(begin)

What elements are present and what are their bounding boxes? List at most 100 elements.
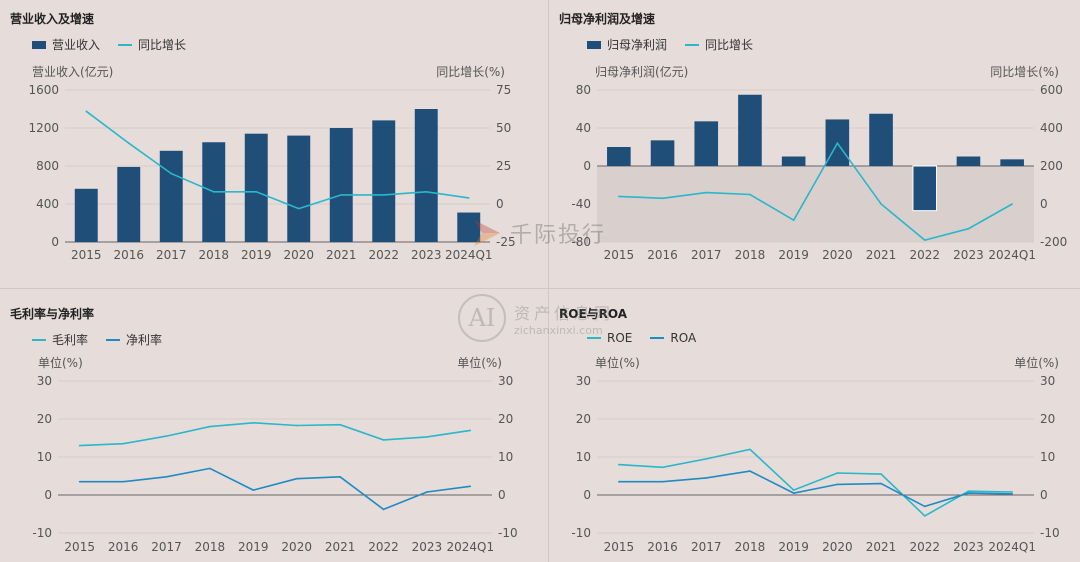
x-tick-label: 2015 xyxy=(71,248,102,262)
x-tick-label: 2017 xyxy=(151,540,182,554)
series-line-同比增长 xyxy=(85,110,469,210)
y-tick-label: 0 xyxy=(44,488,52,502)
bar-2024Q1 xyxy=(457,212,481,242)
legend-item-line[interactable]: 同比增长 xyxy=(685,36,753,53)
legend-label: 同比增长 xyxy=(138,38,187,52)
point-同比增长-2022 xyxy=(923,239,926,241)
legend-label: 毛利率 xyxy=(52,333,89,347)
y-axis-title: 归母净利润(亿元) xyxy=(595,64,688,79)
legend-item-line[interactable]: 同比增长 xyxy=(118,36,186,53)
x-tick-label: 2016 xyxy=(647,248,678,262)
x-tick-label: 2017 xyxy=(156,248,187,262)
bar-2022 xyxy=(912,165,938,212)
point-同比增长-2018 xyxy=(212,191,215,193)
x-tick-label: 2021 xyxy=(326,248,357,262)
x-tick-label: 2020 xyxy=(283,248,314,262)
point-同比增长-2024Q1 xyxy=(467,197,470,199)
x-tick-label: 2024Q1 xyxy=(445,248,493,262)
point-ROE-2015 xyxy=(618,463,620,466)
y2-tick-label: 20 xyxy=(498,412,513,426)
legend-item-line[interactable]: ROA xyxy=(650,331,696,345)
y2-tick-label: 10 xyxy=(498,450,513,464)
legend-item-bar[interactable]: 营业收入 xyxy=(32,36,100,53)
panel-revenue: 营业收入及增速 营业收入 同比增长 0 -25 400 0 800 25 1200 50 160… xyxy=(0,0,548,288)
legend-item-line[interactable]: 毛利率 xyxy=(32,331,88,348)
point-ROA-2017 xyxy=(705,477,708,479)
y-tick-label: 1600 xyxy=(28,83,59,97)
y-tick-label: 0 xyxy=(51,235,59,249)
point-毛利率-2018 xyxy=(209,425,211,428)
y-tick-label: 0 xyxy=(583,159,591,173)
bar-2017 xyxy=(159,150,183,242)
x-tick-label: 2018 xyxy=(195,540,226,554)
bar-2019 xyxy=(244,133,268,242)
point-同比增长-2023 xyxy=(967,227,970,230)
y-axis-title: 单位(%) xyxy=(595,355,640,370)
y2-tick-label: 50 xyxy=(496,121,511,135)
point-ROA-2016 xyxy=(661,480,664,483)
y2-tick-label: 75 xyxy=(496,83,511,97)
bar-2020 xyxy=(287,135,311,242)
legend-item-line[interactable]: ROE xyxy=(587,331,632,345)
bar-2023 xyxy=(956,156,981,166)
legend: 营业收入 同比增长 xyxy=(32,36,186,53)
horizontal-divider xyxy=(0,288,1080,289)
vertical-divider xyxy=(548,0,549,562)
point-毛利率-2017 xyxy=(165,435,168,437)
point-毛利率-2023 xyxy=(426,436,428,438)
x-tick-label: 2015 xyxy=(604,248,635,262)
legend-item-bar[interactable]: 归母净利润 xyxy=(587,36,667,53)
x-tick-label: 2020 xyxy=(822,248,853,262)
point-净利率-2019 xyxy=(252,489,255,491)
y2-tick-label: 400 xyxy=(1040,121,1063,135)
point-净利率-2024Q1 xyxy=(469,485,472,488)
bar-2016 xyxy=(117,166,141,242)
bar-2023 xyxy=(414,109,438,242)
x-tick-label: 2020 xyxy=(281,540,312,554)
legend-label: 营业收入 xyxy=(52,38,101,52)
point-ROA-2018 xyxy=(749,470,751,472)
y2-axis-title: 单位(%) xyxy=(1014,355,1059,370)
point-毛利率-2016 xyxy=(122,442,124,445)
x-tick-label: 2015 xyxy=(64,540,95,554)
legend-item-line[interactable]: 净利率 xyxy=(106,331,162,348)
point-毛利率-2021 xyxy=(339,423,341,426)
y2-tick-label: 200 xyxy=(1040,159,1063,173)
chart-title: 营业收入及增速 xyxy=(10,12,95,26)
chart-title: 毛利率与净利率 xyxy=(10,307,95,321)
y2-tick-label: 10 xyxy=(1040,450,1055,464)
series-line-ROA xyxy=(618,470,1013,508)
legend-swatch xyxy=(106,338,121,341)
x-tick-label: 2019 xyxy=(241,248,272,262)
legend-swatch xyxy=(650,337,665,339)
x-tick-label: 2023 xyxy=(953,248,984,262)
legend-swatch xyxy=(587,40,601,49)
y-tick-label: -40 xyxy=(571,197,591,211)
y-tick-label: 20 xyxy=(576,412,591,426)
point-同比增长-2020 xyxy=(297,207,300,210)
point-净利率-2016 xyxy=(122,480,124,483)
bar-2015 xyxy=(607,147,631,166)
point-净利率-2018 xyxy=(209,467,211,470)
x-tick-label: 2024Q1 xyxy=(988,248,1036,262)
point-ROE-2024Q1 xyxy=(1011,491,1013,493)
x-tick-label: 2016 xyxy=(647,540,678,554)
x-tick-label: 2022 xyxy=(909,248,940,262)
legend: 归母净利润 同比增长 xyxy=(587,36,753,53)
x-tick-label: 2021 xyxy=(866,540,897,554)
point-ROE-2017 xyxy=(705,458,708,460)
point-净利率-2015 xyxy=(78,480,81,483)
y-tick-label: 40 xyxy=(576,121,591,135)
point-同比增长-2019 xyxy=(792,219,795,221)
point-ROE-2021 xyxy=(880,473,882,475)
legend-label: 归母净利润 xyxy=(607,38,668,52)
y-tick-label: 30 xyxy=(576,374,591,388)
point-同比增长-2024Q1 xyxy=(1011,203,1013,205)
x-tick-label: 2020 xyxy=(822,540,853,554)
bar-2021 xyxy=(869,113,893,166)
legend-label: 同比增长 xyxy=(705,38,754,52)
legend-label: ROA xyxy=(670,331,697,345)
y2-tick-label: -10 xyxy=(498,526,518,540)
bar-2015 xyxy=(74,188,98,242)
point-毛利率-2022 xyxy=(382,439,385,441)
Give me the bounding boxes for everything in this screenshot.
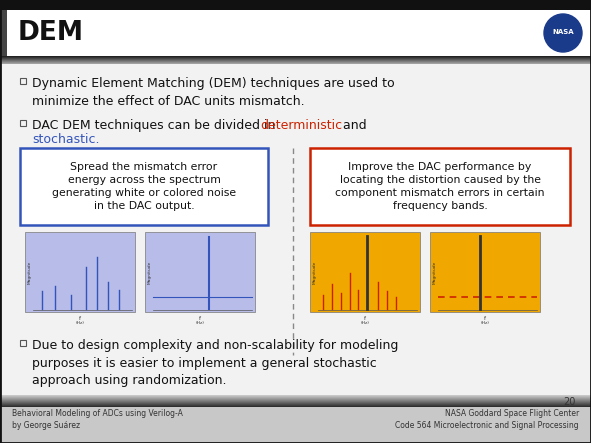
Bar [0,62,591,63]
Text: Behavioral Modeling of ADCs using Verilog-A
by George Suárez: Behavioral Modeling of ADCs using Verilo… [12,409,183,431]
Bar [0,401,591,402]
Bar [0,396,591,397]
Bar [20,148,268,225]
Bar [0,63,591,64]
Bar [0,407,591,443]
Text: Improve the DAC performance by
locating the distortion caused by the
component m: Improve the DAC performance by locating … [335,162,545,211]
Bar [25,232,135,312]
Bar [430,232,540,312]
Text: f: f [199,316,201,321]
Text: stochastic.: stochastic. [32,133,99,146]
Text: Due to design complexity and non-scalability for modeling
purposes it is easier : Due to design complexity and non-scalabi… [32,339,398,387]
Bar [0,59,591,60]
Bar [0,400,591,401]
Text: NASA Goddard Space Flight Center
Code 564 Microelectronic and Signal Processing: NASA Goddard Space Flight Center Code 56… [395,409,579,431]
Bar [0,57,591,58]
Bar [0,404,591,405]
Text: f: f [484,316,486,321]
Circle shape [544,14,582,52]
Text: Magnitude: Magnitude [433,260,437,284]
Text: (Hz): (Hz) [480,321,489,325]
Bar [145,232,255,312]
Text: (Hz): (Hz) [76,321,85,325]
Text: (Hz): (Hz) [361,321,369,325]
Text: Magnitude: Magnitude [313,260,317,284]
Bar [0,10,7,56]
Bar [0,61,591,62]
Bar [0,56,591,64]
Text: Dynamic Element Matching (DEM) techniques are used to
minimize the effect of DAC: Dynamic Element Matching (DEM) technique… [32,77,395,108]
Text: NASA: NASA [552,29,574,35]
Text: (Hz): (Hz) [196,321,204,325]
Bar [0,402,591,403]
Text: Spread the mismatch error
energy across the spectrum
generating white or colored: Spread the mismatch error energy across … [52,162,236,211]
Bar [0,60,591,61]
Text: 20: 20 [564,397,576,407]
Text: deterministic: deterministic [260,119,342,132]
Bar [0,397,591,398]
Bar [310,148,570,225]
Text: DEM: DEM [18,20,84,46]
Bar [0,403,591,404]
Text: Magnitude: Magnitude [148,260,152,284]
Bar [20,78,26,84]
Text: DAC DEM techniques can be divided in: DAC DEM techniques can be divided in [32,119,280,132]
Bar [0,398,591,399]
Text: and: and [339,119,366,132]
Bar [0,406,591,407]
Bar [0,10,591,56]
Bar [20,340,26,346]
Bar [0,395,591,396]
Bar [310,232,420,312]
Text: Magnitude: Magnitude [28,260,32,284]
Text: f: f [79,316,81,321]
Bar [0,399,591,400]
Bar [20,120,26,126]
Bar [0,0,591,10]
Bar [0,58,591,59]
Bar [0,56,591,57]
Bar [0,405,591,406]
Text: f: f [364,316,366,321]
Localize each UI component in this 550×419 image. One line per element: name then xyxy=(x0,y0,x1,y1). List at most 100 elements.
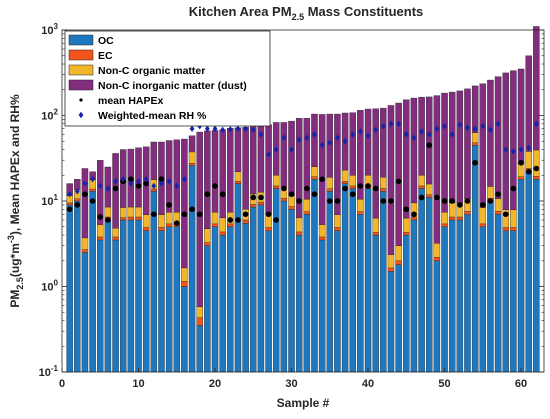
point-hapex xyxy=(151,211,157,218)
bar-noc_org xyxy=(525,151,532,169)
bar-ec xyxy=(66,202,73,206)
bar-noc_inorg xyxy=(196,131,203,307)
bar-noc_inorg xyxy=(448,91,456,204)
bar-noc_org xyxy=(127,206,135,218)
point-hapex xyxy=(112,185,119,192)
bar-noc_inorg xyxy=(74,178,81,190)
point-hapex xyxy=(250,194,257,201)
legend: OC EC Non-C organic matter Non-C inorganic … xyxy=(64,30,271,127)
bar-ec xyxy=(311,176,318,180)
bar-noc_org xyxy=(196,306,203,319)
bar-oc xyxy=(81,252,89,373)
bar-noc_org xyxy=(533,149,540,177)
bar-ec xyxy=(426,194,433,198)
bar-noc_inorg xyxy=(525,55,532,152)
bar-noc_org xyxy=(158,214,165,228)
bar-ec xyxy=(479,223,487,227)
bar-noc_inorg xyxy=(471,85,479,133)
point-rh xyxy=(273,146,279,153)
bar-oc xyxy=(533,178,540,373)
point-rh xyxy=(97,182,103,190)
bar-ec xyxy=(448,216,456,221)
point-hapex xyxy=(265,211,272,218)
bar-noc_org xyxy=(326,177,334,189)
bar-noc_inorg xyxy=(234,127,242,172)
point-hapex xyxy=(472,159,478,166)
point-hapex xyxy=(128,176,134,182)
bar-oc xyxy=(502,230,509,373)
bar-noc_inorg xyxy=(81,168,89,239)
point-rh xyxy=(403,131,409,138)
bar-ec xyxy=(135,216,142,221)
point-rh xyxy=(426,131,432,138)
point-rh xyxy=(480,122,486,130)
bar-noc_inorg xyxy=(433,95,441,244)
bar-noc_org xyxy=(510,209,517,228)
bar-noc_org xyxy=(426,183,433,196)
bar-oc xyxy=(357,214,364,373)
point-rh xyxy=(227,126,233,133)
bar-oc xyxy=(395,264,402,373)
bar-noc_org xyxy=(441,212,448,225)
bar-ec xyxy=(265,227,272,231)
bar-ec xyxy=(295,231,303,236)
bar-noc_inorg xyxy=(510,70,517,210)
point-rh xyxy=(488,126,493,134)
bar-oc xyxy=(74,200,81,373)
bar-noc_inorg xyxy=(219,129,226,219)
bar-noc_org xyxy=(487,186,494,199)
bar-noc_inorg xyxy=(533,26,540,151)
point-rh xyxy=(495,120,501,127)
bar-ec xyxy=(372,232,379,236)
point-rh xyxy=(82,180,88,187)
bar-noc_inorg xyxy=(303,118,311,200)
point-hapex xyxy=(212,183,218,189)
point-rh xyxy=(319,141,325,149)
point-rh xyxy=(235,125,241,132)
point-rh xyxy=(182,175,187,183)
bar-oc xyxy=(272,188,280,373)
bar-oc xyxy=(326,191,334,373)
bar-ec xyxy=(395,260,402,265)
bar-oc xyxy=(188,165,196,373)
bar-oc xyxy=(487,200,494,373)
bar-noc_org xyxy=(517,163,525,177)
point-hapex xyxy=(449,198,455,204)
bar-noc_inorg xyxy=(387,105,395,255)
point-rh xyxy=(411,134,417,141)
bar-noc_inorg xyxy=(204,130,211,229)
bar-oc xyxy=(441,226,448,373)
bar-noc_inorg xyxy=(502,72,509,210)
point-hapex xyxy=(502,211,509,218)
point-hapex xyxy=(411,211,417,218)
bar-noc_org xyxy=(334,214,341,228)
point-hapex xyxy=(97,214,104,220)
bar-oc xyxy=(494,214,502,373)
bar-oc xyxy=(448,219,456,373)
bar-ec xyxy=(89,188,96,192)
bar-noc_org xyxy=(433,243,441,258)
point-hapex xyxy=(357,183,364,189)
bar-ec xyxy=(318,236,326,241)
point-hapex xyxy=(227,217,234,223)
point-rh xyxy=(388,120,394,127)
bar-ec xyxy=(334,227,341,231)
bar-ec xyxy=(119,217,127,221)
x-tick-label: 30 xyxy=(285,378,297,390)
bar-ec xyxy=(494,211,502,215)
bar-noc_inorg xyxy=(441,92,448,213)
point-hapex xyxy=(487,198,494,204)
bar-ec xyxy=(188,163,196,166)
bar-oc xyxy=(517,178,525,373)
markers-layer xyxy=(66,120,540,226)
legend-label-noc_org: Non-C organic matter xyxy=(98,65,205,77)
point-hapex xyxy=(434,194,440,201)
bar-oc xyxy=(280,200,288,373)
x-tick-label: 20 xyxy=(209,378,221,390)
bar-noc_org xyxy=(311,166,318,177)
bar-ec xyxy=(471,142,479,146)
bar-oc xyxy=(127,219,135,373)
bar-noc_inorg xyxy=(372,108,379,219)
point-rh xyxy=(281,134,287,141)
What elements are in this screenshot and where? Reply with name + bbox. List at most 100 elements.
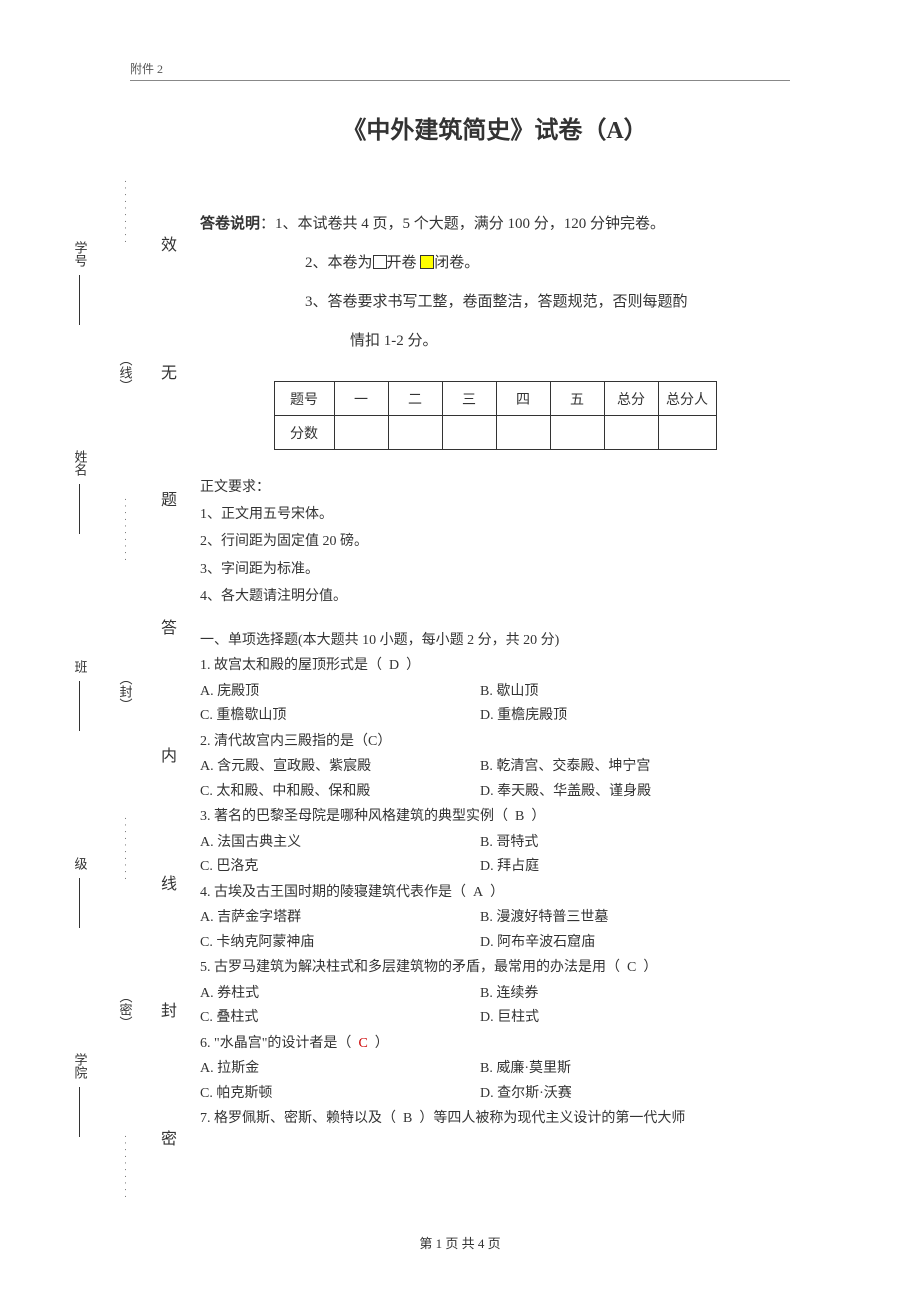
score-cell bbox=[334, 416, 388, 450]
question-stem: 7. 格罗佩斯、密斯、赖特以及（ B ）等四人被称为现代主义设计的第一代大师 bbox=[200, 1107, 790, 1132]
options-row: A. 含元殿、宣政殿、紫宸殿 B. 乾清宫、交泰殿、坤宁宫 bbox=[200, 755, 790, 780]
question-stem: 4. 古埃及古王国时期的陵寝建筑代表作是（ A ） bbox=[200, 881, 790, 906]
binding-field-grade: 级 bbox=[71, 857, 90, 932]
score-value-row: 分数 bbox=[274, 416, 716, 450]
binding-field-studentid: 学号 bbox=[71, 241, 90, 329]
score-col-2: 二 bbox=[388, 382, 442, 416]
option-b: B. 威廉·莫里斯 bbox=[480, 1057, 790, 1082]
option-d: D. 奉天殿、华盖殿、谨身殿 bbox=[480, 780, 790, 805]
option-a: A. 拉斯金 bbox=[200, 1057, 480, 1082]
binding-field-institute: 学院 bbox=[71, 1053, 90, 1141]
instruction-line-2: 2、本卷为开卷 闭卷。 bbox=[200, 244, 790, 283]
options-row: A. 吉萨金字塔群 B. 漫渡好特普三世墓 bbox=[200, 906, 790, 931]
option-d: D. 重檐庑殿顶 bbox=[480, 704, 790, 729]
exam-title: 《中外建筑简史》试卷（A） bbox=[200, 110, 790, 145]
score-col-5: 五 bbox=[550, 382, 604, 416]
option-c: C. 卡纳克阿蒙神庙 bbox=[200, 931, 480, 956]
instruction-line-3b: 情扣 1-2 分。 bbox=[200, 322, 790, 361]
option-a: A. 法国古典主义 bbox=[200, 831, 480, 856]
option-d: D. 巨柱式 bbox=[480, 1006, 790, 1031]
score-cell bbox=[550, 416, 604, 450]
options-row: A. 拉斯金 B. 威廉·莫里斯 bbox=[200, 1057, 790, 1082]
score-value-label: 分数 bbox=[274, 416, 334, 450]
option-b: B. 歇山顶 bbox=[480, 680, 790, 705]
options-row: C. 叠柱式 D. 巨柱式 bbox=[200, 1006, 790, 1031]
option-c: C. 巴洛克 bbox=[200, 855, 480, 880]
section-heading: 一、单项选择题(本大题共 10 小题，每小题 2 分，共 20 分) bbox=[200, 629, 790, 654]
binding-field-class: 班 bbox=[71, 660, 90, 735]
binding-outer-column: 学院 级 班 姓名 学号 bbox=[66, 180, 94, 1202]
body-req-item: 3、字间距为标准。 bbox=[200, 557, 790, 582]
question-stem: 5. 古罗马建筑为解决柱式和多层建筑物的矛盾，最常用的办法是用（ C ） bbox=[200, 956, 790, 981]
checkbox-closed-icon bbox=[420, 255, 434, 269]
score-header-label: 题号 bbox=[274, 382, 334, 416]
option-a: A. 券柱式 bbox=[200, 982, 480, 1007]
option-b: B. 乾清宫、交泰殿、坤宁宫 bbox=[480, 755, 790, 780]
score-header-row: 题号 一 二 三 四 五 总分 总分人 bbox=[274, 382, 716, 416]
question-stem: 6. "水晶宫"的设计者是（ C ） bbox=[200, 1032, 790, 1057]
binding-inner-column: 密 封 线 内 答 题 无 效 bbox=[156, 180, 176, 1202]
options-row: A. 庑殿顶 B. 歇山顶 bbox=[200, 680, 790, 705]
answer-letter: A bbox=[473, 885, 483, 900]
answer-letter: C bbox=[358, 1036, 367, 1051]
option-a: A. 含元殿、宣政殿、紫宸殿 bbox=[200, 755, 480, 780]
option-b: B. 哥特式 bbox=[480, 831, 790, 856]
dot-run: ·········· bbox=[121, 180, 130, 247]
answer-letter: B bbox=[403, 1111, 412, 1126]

(end)

Task objective: Pick out every line above that contains the word "name" and copy each one in full.

Answer to the exercise:
Localize each UI component in this 550×419 image. One line per element: name then xyxy=(x0,y0,x1,y1). List at most 100 elements.
What elements are in this screenshot and where? Reply with name + bbox. List at most 100 elements.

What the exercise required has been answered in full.